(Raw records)
Start
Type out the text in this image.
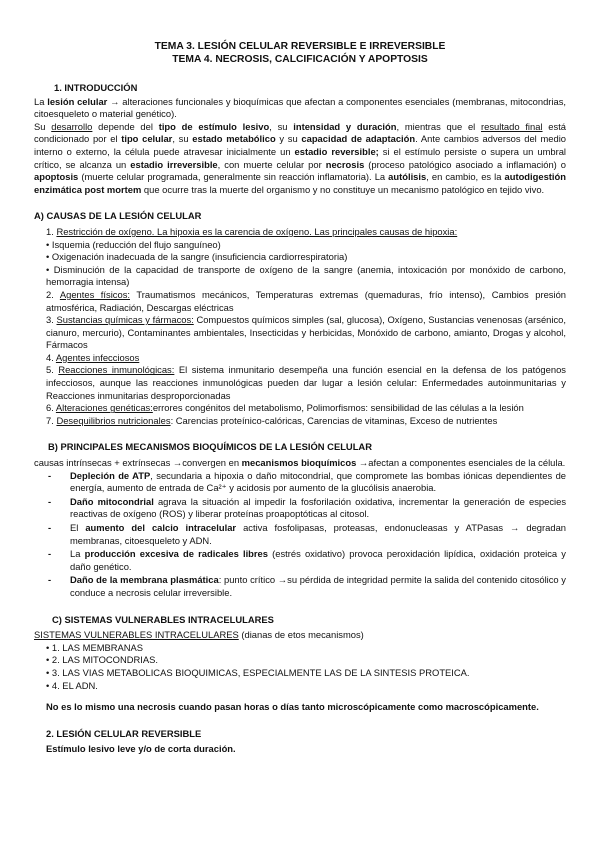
TEMA 3. LESIÓN CELULAR REVERSIBLE E IRREVERSIBLE
TEMA 4. NECROSIS, CALCIFICACIÓN Y APOPTOSIS
1. INTRODUCCIÓN

La lesión celular → alteraciones funcionales y bioquímicas que afectan a componentes esenciales (membranas, mitocondrias, citoesqueleto o material genético).

Su desarrollo depende del tipo de estímulo lesivo, su intensidad y duración, mientras que el resultado final está condicionado por el tipo celular, su estado metabólico y su capacidad de adaptación. Ante cambios adversos del medio interno o externo, la célula puede atravesar inicialmente un estadio reversible; si el estímulo persiste o supera un umbral crítico, se alcanza un estadio irreversible, con muerte celular por necrosis (proceso patológico asociado a inflamación) o apoptosis (muerte celular programada, generalmente sin reacción inflamatoria). La autólisis, en cambio, es la autodigestión enzimática post mortem que ocurre tras la muerte del organismo y no constituye un mecanismo patológico en tejido vivo.

A) CAUSAS DE LA LESIÓN CELULAR

1. Restricción de oxígeno. La hipoxia es la carencia de oxígeno. Las principales causas de hipoxia:

• Isquemia (reducción del flujo sanguíneo)

• Oxigenación inadecuada de la sangre (insuficiencia cardiorrespiratoria)

• Disminución de la capacidad de transporte de oxígeno de la sangre (anemia, intoxicación por monóxido de carbono, hemorragia intensa)

2. Agentes físicos: Traumatismos mecánicos, Temperaturas extremas (quemaduras, frío intenso), Cambios presión atmosférica, Radiación, Descargas eléctricas

3. Sustancias químicas y fármacos: Compuestos químicos simples (sal, glucosa), Oxígeno, Sustancias venenosas (arsénico, cianuro, mercurio), Contaminantes ambientales, Insecticidas y herbicidas, Monóxido de carbono, amianto, Drogas y alcohol, Fármacos

4. Agentes infecciosos

5. Reacciones inmunológicas: El sistema inmunitario desempeña una función esencial en la defensa de los patógenos infecciosos, aunque las reacciones inmunológicas pueden dar lugar a lesión celular: Enfermedades autoinmunitarias y Reacciones inmunitarias desproporcionadas

6. Alteraciones genéticas:errores congénitos del metabolismo, Polimorfismos: sensibilidad de las células a la lesión

7. Desequilibrios nutricionales: Carencias proteínico-calóricas, Carencias de vitaminas, Exceso de nutrientes

B) PRINCIPALES MECANISMOS BIOQUÍMICOS DE LA LESIÓN CELULAR

causas intrínsecas + extrínsecas →convergen en mecanismos bioquímicos →afectan a componentes esenciales de la célula.

-	Depleción de ATP, secundaria a hipoxia o daño mitocondrial, que compromete las bombas iónicas dependientes de energía, aumento de entrada de Ca²⁺ y acidosis por aumento de la glucólisis anaerobia.
-	Daño mitocondrial agrava la situación al impedir la fosforilación oxidativa, incrementar la generación de especies reactivas de oxígeno (ROS) y liberar proteínas proapoptóticas al citosol.
-	El aumento del calcio intracelular activa fosfolipasas, proteasas, endonucleasas y ATPasas → degradan membranas, citoesqueleto y ADN.
-	La producción excesiva de radicales libres (estrés oxidativo) provoca peroxidación lipídica, oxidación proteica y daño genético.
-	Daño de la membrana plasmática: punto crítico →su pérdida de integridad permite la salida del contenido citosólico y conduce a necrosis celular irreversible.
C) SISTEMAS VULNERABLES INTRACELULARES

SISTEMAS VULNERABLES INTRACELULARES (dianas de etos mecanismos)

• 1. LAS MEMBRANAS

• 2. LAS MITOCONDRIAS.

• 3. LAS VIAS METABOLICAS BIOQUIMICAS, ESPECIALMENTE LAS DE LA SINTESIS PROTEICA.

• 4. EL ADN.

No es lo mismo una necrosis cuando pasan horas o días tanto microscópicamente como macroscópicamente.

2. LESIÓN CELULAR REVERSIBLE

Estímulo lesivo leve y/o de corta duración.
End
### Exercise instructions
Return the listing above in full and without alteration, excluding its pictures.

### Right answer
Type out the text in this image.
TEMA 3. LESIÓN CELULAR REVERSIBLE E IRREVERSIBLE
TEMA 4. NECROSIS, CALCIFICACIÓN Y APOPTOSIS
1. INTRODUCCIÓN

La lesión celular → alteraciones funcionales y bioquímicas que afectan a componentes esenciales (membranas, mitocondrias, citoesqueleto o material genético).

Su desarrollo depende del tipo de estímulo lesivo, su intensidad y duración, mientras que el resultado final está condicionado por el tipo celular, su estado metabólico y su capacidad de adaptación. Ante cambios adversos del medio interno o externo, la célula puede atravesar inicialmente un estadio reversible; si el estímulo persiste o supera un umbral crítico, se alcanza un estadio irreversible, con muerte celular por necrosis (proceso patológico asociado a inflamación) o apoptosis (muerte celular programada, generalmente sin reacción inflamatoria). La autólisis, en cambio, es la autodigestión enzimática post mortem que ocurre tras la muerte del organismo y no constituye un mecanismo patológico en tejido vivo.

A) CAUSAS DE LA LESIÓN CELULAR

1. Restricción de oxígeno. La hipoxia es la carencia de oxígeno. Las principales causas de hipoxia:

• Isquemia (reducción del flujo sanguíneo)

• Oxigenación inadecuada de la sangre (insuficiencia cardiorrespiratoria)

• Disminución de la capacidad de transporte de oxígeno de la sangre (anemia, intoxicación por monóxido de carbono, hemorragia intensa)

2. Agentes físicos: Traumatismos mecánicos, Temperaturas extremas (quemaduras, frío intenso), Cambios presión atmosférica, Radiación, Descargas eléctricas

3. Sustancias químicas y fármacos: Compuestos químicos simples (sal, glucosa), Oxígeno, Sustancias venenosas (arsénico, cianuro, mercurio), Contaminantes ambientales, Insecticidas y herbicidas, Monóxido de carbono, amianto, Drogas y alcohol, Fármacos

4. Agentes infecciosos

5. Reacciones inmunológicas: El sistema inmunitario desempeña una función esencial en la defensa de los patógenos infecciosos, aunque las reacciones inmunológicas pueden dar lugar a lesión celular: Enfermedades autoinmunitarias y Reacciones inmunitarias desproporcionadas

6. Alteraciones genéticas:errores congénitos del metabolismo, Polimorfismos: sensibilidad de las células a la lesión

7. Desequilibrios nutricionales: Carencias proteínico-calóricas, Carencias de vitaminas, Exceso de nutrientes

B) PRINCIPALES MECANISMOS BIOQUÍMICOS DE LA LESIÓN CELULAR

causas intrínsecas + extrínsecas →convergen en mecanismos bioquímicos →afectan a componentes esenciales de la célula.

-	Depleción de ATP, secundaria a hipoxia o daño mitocondrial, que compromete las bombas iónicas dependientes de energía, aumento de entrada de Ca²⁺ y acidosis por aumento de la glucólisis anaerobia.
-	Daño mitocondrial agrava la situación al impedir la fosforilación oxidativa, incrementar la generación de especies reactivas de oxígeno (ROS) y liberar proteínas proapoptóticas al citosol.
-	El aumento del calcio intracelular activa fosfolipasas, proteasas, endonucleasas y ATPasas → degradan membranas, citoesqueleto y ADN.
-	La producción excesiva de radicales libres (estrés oxidativo) provoca peroxidación lipídica, oxidación proteica y daño genético.
-	Daño de la membrana plasmática: punto crítico →su pérdida de integridad permite la salida del contenido citosólico y conduce a necrosis celular irreversible.
C) SISTEMAS VULNERABLES INTRACELULARES

SISTEMAS VULNERABLES INTRACELULARES (dianas de etos mecanismos)

• 1. LAS MEMBRANAS

• 2. LAS MITOCONDRIAS.

• 3. LAS VIAS METABOLICAS BIOQUIMICAS, ESPECIALMENTE LAS DE LA SINTESIS PROTEICA.

• 4. EL ADN.

No es lo mismo una necrosis cuando pasan horas o días tanto microscópicamente como macroscópicamente.

2. LESIÓN CELULAR REVERSIBLE

Estímulo lesivo leve y/o de corta duración.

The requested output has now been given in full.